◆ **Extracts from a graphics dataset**
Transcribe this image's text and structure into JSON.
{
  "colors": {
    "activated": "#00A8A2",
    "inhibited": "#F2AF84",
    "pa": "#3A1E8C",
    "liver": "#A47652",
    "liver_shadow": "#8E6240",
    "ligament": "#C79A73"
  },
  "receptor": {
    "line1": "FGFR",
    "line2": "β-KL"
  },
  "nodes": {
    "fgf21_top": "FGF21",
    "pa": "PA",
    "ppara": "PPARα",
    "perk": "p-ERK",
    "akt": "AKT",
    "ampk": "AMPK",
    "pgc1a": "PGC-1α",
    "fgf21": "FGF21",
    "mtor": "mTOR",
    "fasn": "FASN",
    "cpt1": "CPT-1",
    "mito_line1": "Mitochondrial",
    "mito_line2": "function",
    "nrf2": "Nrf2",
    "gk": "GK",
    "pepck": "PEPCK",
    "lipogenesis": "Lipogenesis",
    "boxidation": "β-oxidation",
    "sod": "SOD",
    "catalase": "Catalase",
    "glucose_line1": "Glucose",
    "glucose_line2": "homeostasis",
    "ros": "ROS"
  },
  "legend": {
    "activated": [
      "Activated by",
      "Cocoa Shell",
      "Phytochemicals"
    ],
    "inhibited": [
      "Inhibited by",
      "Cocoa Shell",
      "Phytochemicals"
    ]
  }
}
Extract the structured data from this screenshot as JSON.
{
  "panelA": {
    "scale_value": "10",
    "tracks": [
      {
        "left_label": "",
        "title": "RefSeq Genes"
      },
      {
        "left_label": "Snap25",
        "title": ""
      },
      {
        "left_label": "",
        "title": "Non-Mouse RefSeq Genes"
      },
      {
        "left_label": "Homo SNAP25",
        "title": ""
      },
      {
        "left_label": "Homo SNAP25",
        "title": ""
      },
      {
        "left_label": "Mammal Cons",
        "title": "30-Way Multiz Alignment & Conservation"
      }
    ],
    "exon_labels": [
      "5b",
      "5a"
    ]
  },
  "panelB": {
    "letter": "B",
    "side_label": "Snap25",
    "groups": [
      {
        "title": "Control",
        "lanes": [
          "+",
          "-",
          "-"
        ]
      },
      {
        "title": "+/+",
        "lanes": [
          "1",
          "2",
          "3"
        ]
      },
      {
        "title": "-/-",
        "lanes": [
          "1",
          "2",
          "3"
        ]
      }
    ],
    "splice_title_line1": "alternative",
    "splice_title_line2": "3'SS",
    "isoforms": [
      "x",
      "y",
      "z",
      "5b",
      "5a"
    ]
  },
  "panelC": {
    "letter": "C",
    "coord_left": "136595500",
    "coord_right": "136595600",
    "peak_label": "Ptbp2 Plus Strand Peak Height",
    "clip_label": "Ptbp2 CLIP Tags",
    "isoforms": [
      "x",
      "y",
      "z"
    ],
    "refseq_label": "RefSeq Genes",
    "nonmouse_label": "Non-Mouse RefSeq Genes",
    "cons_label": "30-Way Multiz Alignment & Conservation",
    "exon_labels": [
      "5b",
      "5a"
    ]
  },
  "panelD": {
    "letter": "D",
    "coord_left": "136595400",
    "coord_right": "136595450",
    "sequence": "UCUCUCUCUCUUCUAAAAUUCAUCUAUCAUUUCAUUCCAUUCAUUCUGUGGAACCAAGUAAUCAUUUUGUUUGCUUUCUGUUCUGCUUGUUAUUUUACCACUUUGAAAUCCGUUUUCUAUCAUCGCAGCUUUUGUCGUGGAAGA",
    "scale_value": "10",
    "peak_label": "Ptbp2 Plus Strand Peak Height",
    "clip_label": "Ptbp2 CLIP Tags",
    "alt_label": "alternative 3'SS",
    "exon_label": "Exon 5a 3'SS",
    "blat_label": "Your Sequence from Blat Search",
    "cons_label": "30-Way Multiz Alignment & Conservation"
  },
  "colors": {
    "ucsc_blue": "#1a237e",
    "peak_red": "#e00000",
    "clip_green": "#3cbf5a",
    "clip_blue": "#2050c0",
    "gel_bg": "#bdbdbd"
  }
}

◆ **WORK TO BE COMPLETED**
The entries shown above should be duplicated exactly.

◆ **WRITTEN RESPONSE**
Transcribe this image's text and structure into JSON.
{
  "colors": {
    "activated": "#00A8A2",
    "inhibited": "#F2AF84",
    "pa": "#3A1E8C",
    "liver": "#A47652",
    "liver_shadow": "#8E6240",
    "ligament": "#C79A73"
  },
  "receptor": {
    "line1": "FGFR",
    "line2": "β-KL"
  },
  "nodes": {
    "fgf21_top": "FGF21",
    "pa": "PA",
    "ppara": "PPARα",
    "perk": "p-ERK",
    "akt": "AKT",
    "ampk": "AMPK",
    "pgc1a": "PGC-1α",
    "fgf21": "FGF21",
    "mtor": "mTOR",
    "fasn": "FASN",
    "cpt1": "CPT-1",
    "mito_line1": "Mitochondrial",
    "mito_line2": "function",
    "nrf2": "Nrf2",
    "gk": "GK",
    "pepck": "PEPCK",
    "lipogenesis": "Lipogenesis",
    "boxidation": "β-oxidation",
    "sod": "SOD",
    "catalase": "Catalase",
    "glucose_line1": "Glucose",
    "glucose_line2": "homeostasis",
    "ros": "ROS"
  },
  "legend": {
    "activated": [
      "Activated by",
      "Cocoa Shell",
      "Phytochemicals"
    ],
    "inhibited": [
      "Inhibited by",
      "Cocoa Shell",
      "Phytochemicals"
    ]
  }
}
Extract the structured data from this screenshot as JSON.
{
  "panelA": {
    "scale_value": "10",
    "tracks": [
      {
        "left_label": "",
        "title": "RefSeq Genes"
      },
      {
        "left_label": "Snap25",
        "title": ""
      },
      {
        "left_label": "",
        "title": "Non-Mouse RefSeq Genes"
      },
      {
        "left_label": "Homo SNAP25",
        "title": ""
      },
      {
        "left_label": "Homo SNAP25",
        "title": ""
      },
      {
        "left_label": "Mammal Cons",
        "title": "30-Way Multiz Alignment & Conservation"
      }
    ],
    "exon_labels": [
      "5b",
      "5a"
    ]
  },
  "panelB": {
    "letter": "B",
    "side_label": "Snap25",
    "groups": [
      {
        "title": "Control",
        "lanes": [
          "+",
          "-",
          "-"
        ]
      },
      {
        "title": "+/+",
        "lanes": [
          "1",
          "2",
          "3"
        ]
      },
      {
        "title": "-/-",
        "lanes": [
          "1",
          "2",
          "3"
        ]
      }
    ],
    "splice_title_line1": "alternative",
    "splice_title_line2": "3'SS",
    "isoforms": [
      "x",
      "y",
      "z",
      "5b",
      "5a"
    ]
  },
  "panelC": {
    "letter": "C",
    "coord_left": "136595500",
    "coord_right": "136595600",
    "peak_label": "Ptbp2 Plus Strand Peak Height",
    "clip_label": "Ptbp2 CLIP Tags",
    "isoforms": [
      "x",
      "y",
      "z"
    ],
    "refseq_label": "RefSeq Genes",
    "nonmouse_label": "Non-Mouse RefSeq Genes",
    "cons_label": "30-Way Multiz Alignment & Conservation",
    "exon_labels": [
      "5b",
      "5a"
    ]
  },
  "panelD": {
    "letter": "D",
    "coord_left": "136595400",
    "coord_right": "136595450",
    "sequence": "UCUCUCUCUCUUCUAAAAUUCAUCUAUCAUUUCAUUCCAUUCAUUCUGUGGAACCAAGUAAUCAUUUUGUUUGCUUUCUGUUCUGCUUGUUAUUUUACCACUUUGAAAUCCGUUUUCUAUCAUCGCAGCUUUUGUCGUGGAAGA",
    "scale_value": "10",
    "peak_label": "Ptbp2 Plus Strand Peak Height",
    "clip_label": "Ptbp2 CLIP Tags",
    "alt_label": "alternative 3'SS",
    "exon_label": "Exon 5a 3'SS",
    "blat_label": "Your Sequence from Blat Search",
    "cons_label": "30-Way Multiz Alignment & Conservation"
  },
  "colors": {
    "ucsc_blue": "#1a237e",
    "peak_red": "#e00000",
    "clip_green": "#3cbf5a",
    "clip_blue": "#2050c0",
    "gel_bg": "#bdbdbd"
  }
}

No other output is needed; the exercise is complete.